* **Task to carry out**: Identify every line containing the word "Shift" and reproduce each one.
····················
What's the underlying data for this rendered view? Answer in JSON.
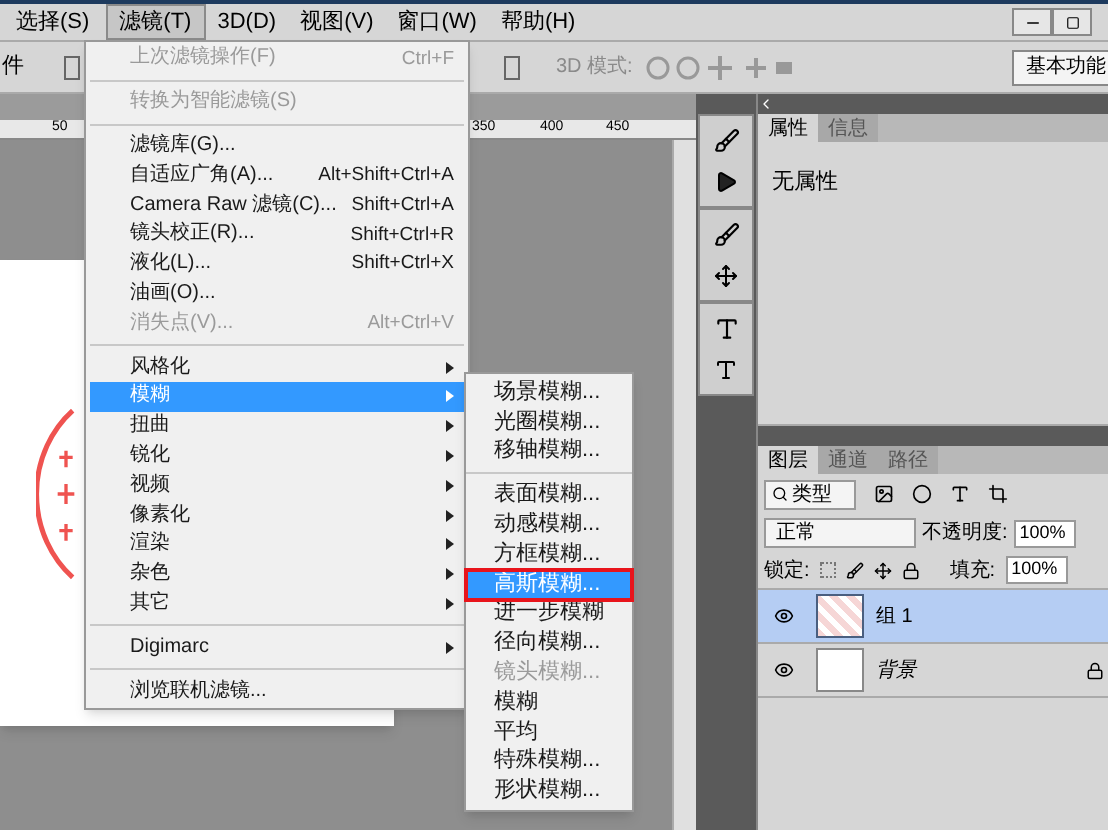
{
  "menubar": [
    {
      "label": "选择(S)",
      "selected": false
    },
    {
      "label": "滤镜(T)",
      "selected": true
    },
    {
      "label": "3D(D)",
      "selected": false
    },
    {
      "label": "视图(V)",
      "selected": false
    },
    {
      "label": "窗口(W)",
      "selected": false
    },
    {
      "label": "帮助(H)",
      "selected": false
    }
  ],
  "options_bar": {
    "cut_label": "件",
    "mode_label": "3D 模式:",
    "workspace_button": "基本功能"
  },
  "ruler_ticks": [
    "50",
    "350",
    "400",
    "450"
  ],
  "filter_menu": {
    "sections": [
      {
        "items": [
          {
            "label": "上次滤镜操作(F)",
            "shortcut": "Ctrl+F",
            "disabled": true,
            "submenu": false,
            "selected": false
          }
        ]
      },
      {
        "items": [
          {
            "label": "转换为智能滤镜(S)",
            "disabled": true,
            "submenu": false,
            "selected": false
          }
        ]
      },
      {
        "items": [
          {
            "label": "滤镜库(G)...",
            "disabled": false,
            "submenu": false,
            "selected": false
          },
          {
            "label": "自适应广角(A)...",
            "shortcut": "Alt+Shift+Ctrl+A",
            "disabled": false,
            "submenu": false,
            "selected": false
          },
          {
            "label": "Camera Raw 滤镜(C)...",
            "shortcut": "Shift+Ctrl+A",
            "disabled": false,
            "submenu": false,
            "selected": false
          },
          {
            "label": "镜头校正(R)...",
            "shortcut": "Shift+Ctrl+R",
            "disabled": false,
            "submenu": false,
            "selected": false
          },
          {
            "label": "液化(L)...",
            "shortcut": "Shift+Ctrl+X",
            "disabled": false,
            "submenu": false,
            "selected": false
          },
          {
            "label": "油画(O)...",
            "disabled": false,
            "submenu": false,
            "selected": false
          },
          {
            "label": "消失点(V)...",
            "shortcut": "Alt+Ctrl+V",
            "disabled": true,
            "submenu": false,
            "selected": false
          }
        ]
      },
      {
        "items": [
          {
            "label": "风格化",
            "disabled": false,
            "submenu": true,
            "selected": false
          },
          {
            "label": "模糊",
            "disabled": false,
            "submenu": true,
            "selected": true
          },
          {
            "label": "扭曲",
            "disabled": false,
            "submenu": true,
            "selected": false
          },
          {
            "label": "锐化",
            "disabled": false,
            "submenu": true,
            "selected": false
          },
          {
            "label": "视频",
            "disabled": false,
            "submenu": true,
            "selected": false
          },
          {
            "label": "像素化",
            "disabled": false,
            "submenu": true,
            "selected": false
          },
          {
            "label": "渲染",
            "disabled": false,
            "submenu": true,
            "selected": false
          },
          {
            "label": "杂色",
            "disabled": false,
            "submenu": true,
            "selected": false
          },
          {
            "label": "其它",
            "disabled": false,
            "submenu": true,
            "selected": false
          }
        ]
      },
      {
        "items": [
          {
            "label": "Digimarc",
            "disabled": false,
            "submenu": true,
            "selected": false
          }
        ]
      },
      {
        "items": [
          {
            "label": "浏览联机滤镜...",
            "disabled": false,
            "submenu": false,
            "selected": false
          }
        ]
      }
    ]
  },
  "blur_submenu": {
    "sections": [
      {
        "items": [
          {
            "label": "场景模糊...",
            "disabled": false,
            "selected": false,
            "outlined": false
          },
          {
            "label": "光圈模糊...",
            "disabled": false,
            "selected": false,
            "outlined": false
          },
          {
            "label": "移轴模糊...",
            "disabled": false,
            "selected": false,
            "outlined": false
          }
        ]
      },
      {
        "items": [
          {
            "label": "表面模糊...",
            "disabled": false,
            "selected": false,
            "outlined": false
          },
          {
            "label": "动感模糊...",
            "disabled": false,
            "selected": false,
            "outlined": false
          },
          {
            "label": "方框模糊...",
            "disabled": false,
            "selected": false,
            "outlined": false
          },
          {
            "label": "高斯模糊...",
            "disabled": false,
            "selected": true,
            "outlined": true
          },
          {
            "label": "进一步模糊",
            "disabled": false,
            "selected": false,
            "outlined": false
          },
          {
            "label": "径向模糊...",
            "disabled": false,
            "selected": false,
            "outlined": false
          },
          {
            "label": "镜头模糊...",
            "disabled": true,
            "selected": false,
            "outlined": false
          },
          {
            "label": "模糊",
            "disabled": false,
            "selected": false,
            "outlined": false
          },
          {
            "label": "平均",
            "disabled": false,
            "selected": false,
            "outlined": false
          },
          {
            "label": "特殊模糊...",
            "disabled": false,
            "selected": false,
            "outlined": false
          },
          {
            "label": "形状模糊...",
            "disabled": false,
            "selected": false,
            "outlined": false
          }
        ]
      }
    ]
  },
  "properties_panel": {
    "tabs": [
      {
        "label": "属性",
        "selected": true
      },
      {
        "label": "信息",
        "selected": false
      }
    ],
    "content": "无属性"
  },
  "layers_panel": {
    "tabs": [
      {
        "label": "图层",
        "selected": true
      },
      {
        "label": "通道",
        "selected": false
      },
      {
        "label": "路径",
        "selected": false
      }
    ],
    "filter_kind": "类型",
    "blend_mode": "正常",
    "opacity_label": "不透明度:",
    "opacity": "100%",
    "lock_label": "锁定:",
    "fill_label": "填充:",
    "fill": "100%",
    "layers": [
      {
        "name": "组 1",
        "selected": true,
        "locked": false,
        "kind": "group"
      },
      {
        "name": "背景",
        "selected": false,
        "locked": true,
        "kind": "background"
      }
    ]
  }
}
····················
* **Answer to this problem**:
            "shortcut": "Alt+Shift+Ctrl+A",
            "shortcut": "Shift+Ctrl+A",
            "shortcut": "Shift+Ctrl+R",
            "shortcut": "Shift+Ctrl+X",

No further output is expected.